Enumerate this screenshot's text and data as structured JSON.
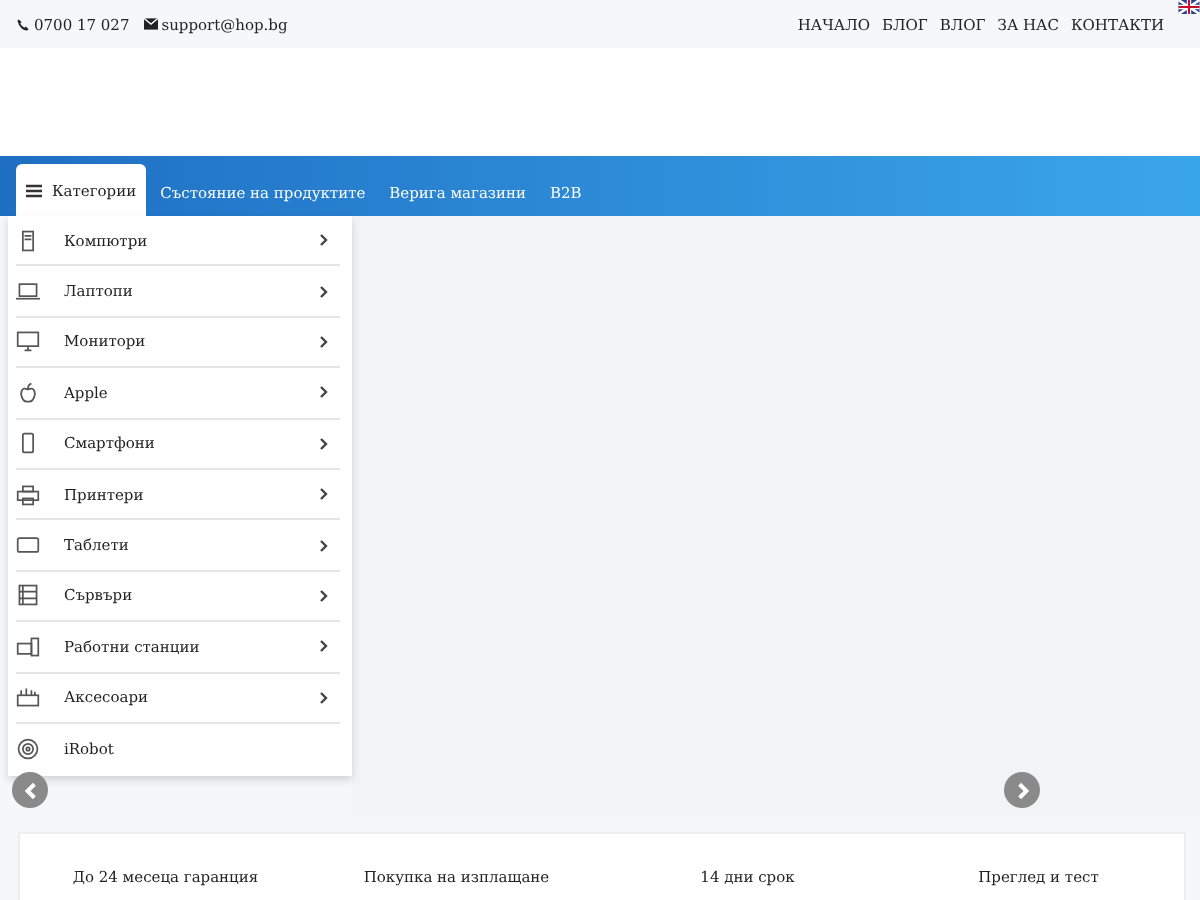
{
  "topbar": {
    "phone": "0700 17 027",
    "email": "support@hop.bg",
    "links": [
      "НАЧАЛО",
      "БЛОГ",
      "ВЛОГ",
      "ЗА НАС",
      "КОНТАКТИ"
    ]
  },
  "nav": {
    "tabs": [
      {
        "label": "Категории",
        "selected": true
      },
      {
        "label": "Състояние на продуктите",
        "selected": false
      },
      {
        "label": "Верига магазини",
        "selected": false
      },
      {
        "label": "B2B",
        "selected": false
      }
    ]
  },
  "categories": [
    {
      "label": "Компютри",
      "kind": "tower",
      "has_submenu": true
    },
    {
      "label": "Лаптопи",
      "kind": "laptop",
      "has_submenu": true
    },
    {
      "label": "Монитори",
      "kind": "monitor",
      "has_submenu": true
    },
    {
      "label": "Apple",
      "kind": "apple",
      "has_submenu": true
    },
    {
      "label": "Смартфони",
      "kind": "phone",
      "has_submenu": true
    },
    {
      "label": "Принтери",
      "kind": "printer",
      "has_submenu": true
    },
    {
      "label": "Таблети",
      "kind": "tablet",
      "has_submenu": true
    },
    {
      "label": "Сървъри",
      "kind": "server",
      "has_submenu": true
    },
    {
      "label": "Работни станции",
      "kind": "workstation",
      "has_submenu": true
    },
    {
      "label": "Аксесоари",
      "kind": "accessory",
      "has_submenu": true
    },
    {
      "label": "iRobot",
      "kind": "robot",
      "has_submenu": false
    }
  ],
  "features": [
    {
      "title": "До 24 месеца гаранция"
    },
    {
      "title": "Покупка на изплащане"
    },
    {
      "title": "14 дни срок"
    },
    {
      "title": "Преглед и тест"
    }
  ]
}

= Goal of the exercise =
Search the preceding listing for "kind" and extract every line where it is found.

= Answer to this task =
      "kind": "tower",
      "kind": "laptop",
      "kind": "monitor",
      "kind": "apple",
      "kind": "phone",
      "kind": "printer",
      "kind": "tablet",
      "kind": "server",
      "kind": "workstation",
      "kind": "accessory",
      "kind": "robot",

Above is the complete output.